::: MATERIAL FOR THIS EXERCISE :::

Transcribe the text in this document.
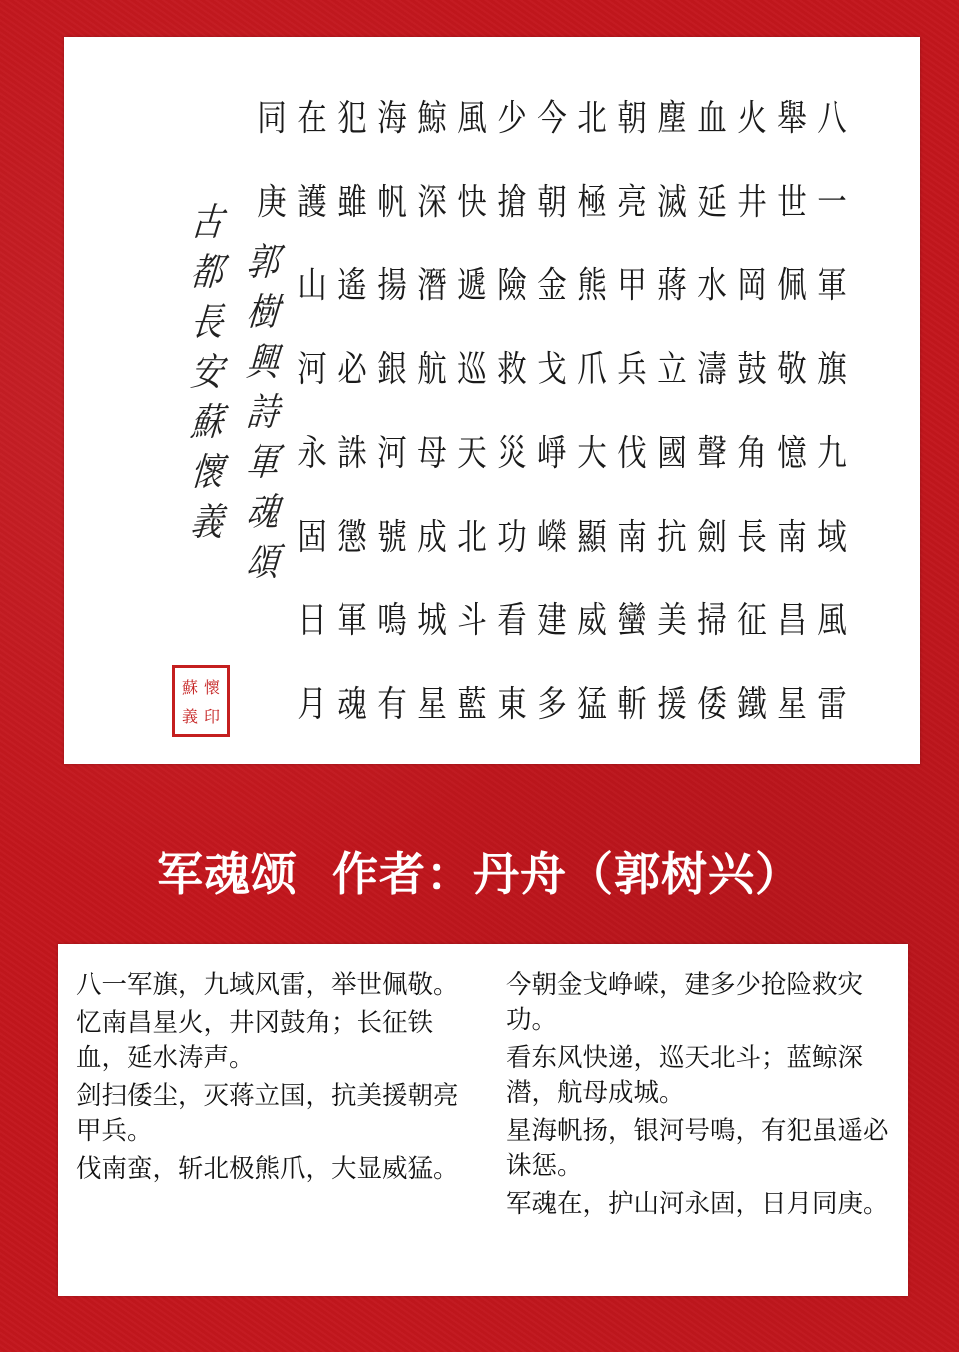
八
一
軍
旗
九
域
風
雷
舉
世
佩
敬
憶
南
昌
星
火
井
岡
鼓
角
長
征
鐵
血
延
水
濤
聲
劍
掃
倭
塵
滅
蔣
立
國
抗
美
援
朝
亮
甲
兵
伐
南
蠻
斬
北
極
熊
爪
大
顯
威
猛
今
朝
金
戈
崢
嶸
建
多
少
搶
險
救
災
功
看
東
風
快
遞
巡
天
北
斗
藍
鯨
深
潛
航
母
成
城
星
海
帆
揚
銀
河
號
鳴
有
犯
雖
遙
必
誅
懲
軍
魂
在
護
山
河
永
固
日
月
同
庚
郭
樹
興
詩
軍
魂
頌
古
都
長
安
蘇
懷
義
蘇 懷
義 印
军魂颂  作者：丹舟（郭树兴）

八一军旗，九域风雷，举世佩敬。

忆南昌星火，井冈鼓角；长征铁血，延水涛声。

剑扫倭尘，灭蒋立国，抗美援朝亮甲兵。

伐南蛮，斩北极熊爪，大显威猛。

今朝金戈峥嵘，建多少抢险救灾功。

看东风快递，巡天北斗；蓝鲸深潜，航母成城。

星海帆扬，银河号鳴，有犯虽遥必诛惩。

军魂在，护山河永固，日月同庚。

:::

Reproduce the entries above word for word. Pictures stay out.

Transcribe the text in this document.
八
一
軍
旗
九
域
風
雷
舉
世
佩
敬
憶
南
昌
星
火
井
岡
鼓
角
長
征
鐵
血
延
水
濤
聲
劍
掃
倭
塵
滅
蔣
立
國
抗
美
援
朝
亮
甲
兵
伐
南
蠻
斬
北
極
熊
爪
大
顯
威
猛
今
朝
金
戈
崢
嶸
建
多
少
搶
險
救
災
功
看
東
風
快
遞
巡
天
北
斗
藍
鯨
深
潛
航
母
成
城
星
海
帆
揚
銀
河
號
鳴
有
犯
雖
遙
必
誅
懲
軍
魂
在
護
山
河
永
固
日
月
同
庚
郭
樹
興
詩
軍
魂
頌
古
都
長
安
蘇
懷
義
蘇 懷
義 印
军魂颂  作者：丹舟（郭树兴）

八一军旗，九域风雷，举世佩敬。

忆南昌星火，井冈鼓角；长征铁血，延水涛声。

剑扫倭尘，灭蒋立国，抗美援朝亮甲兵。

伐南蛮，斩北极熊爪，大显威猛。

今朝金戈峥嵘，建多少抢险救灾功。

看东风快递，巡天北斗；蓝鲸深潜，航母成城。

星海帆扬，银河号鳴，有犯虽遥必诛惩。

军魂在，护山河永固，日月同庚。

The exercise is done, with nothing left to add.